### Written task
Count how many lines of the material below have the word "values" and give only the number.

### Data extract
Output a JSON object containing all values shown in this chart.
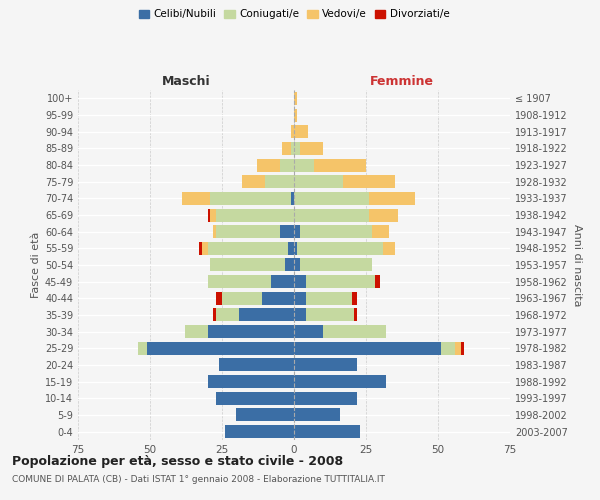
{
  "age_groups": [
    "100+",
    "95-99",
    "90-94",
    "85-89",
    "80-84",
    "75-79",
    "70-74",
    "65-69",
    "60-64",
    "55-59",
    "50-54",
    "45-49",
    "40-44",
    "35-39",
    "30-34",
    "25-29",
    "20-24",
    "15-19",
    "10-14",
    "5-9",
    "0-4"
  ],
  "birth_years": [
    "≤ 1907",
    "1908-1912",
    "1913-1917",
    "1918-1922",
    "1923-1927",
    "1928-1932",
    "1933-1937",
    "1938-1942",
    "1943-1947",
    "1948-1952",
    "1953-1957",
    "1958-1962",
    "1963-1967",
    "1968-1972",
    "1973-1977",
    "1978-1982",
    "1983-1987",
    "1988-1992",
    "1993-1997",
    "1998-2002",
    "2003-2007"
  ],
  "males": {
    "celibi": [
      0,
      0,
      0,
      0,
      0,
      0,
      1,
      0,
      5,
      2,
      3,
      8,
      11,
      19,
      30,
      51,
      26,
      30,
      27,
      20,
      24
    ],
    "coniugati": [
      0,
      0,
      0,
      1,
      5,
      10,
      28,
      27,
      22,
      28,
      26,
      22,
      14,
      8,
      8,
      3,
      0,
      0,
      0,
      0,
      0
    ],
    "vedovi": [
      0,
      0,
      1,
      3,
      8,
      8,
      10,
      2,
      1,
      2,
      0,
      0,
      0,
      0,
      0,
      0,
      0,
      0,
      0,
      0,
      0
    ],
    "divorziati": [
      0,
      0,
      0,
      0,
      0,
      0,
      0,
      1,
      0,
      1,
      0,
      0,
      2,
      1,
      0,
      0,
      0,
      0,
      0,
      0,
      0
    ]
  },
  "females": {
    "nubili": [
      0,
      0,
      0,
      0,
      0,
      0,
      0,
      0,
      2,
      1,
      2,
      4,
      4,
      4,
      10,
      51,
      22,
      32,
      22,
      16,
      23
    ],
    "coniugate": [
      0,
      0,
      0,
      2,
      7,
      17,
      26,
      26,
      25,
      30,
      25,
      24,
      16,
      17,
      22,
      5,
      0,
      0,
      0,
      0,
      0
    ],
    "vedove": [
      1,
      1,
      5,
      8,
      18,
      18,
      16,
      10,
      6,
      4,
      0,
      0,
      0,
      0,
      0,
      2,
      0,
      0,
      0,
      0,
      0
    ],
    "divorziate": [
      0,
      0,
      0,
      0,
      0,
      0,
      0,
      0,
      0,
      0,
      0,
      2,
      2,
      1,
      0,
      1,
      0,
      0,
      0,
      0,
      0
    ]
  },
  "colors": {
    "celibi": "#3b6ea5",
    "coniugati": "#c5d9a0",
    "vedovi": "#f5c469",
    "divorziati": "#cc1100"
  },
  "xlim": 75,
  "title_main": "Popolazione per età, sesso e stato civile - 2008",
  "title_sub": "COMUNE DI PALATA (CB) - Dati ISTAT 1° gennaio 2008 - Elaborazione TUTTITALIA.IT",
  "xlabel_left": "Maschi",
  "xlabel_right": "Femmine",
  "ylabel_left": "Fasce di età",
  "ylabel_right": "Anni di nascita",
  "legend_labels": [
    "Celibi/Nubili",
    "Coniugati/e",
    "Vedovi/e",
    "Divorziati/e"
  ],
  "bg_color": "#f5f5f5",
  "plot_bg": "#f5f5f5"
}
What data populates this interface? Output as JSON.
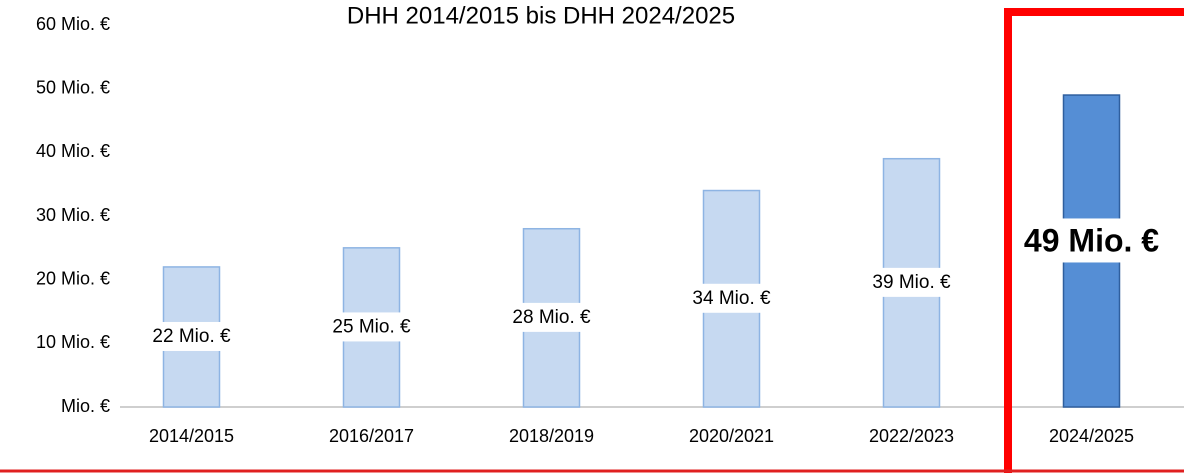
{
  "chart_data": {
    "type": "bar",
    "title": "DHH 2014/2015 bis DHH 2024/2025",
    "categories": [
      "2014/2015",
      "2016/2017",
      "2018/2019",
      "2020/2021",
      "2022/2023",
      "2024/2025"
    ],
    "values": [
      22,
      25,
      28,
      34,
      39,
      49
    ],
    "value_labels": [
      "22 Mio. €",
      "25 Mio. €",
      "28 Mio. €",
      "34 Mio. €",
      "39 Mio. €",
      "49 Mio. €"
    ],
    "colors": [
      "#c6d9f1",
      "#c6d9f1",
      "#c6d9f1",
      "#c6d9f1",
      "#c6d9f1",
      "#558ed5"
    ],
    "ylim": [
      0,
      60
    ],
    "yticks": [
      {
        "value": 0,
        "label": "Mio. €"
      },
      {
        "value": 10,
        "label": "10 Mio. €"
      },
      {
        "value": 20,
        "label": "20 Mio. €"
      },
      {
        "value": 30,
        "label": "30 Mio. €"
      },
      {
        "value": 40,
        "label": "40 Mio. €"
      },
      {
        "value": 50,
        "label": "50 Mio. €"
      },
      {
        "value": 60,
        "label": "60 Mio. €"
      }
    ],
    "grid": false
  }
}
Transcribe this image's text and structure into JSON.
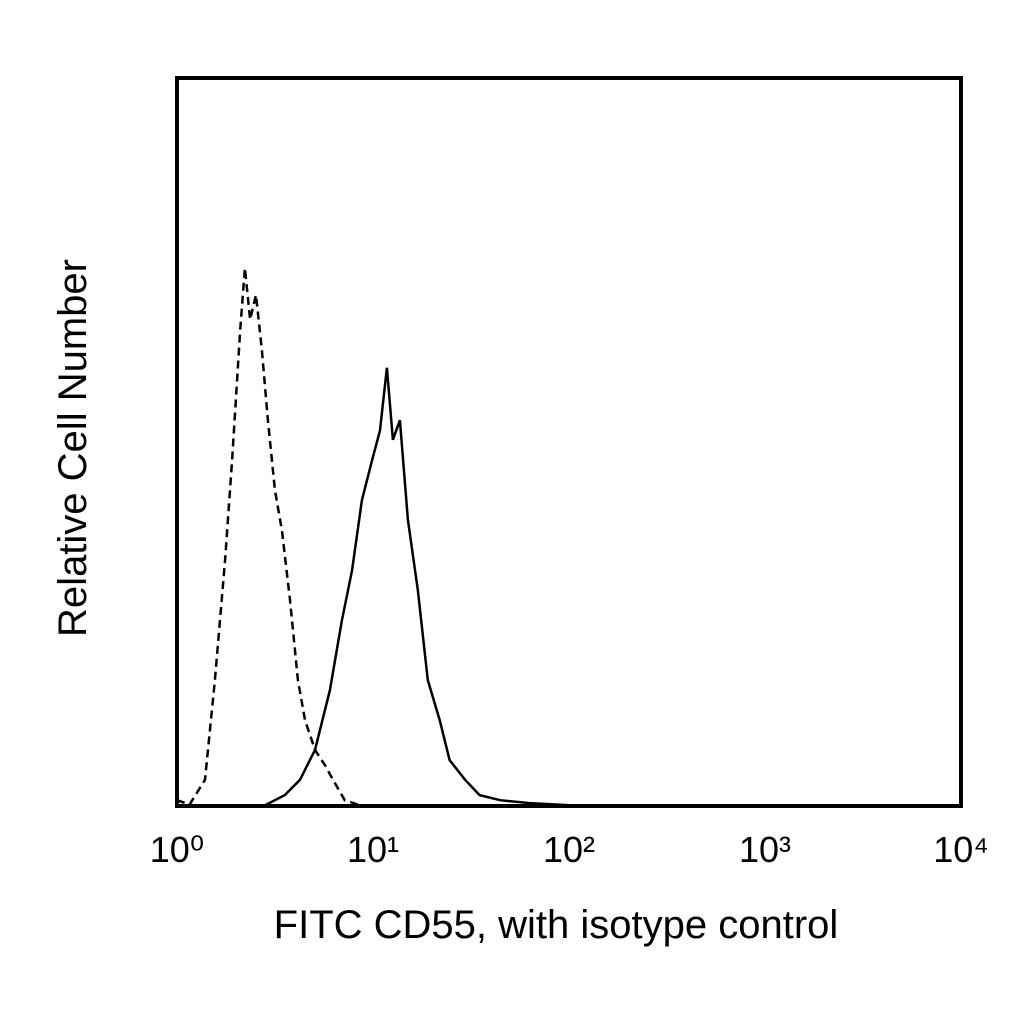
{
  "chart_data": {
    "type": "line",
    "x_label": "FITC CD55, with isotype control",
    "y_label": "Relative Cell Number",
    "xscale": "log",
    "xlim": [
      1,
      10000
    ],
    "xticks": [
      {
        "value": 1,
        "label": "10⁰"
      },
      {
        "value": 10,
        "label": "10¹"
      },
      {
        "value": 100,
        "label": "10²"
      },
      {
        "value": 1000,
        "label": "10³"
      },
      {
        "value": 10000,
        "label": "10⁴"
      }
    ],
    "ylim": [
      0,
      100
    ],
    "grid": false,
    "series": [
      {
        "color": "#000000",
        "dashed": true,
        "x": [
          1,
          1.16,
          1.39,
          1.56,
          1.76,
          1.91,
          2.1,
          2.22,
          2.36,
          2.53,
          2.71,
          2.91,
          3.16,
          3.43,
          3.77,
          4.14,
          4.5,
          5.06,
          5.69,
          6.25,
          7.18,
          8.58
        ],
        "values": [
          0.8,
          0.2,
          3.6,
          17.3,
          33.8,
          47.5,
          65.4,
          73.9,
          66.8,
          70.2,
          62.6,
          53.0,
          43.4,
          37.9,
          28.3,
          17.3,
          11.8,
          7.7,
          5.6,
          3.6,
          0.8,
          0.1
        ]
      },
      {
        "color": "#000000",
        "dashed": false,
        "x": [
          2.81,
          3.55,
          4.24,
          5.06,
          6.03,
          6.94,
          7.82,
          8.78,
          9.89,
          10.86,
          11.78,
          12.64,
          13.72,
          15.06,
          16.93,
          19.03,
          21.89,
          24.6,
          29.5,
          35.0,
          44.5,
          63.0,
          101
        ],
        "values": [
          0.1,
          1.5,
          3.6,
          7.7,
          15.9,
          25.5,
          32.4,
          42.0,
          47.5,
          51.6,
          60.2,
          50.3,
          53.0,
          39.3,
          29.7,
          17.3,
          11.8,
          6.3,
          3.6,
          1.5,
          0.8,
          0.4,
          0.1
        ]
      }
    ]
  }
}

### Solution below
4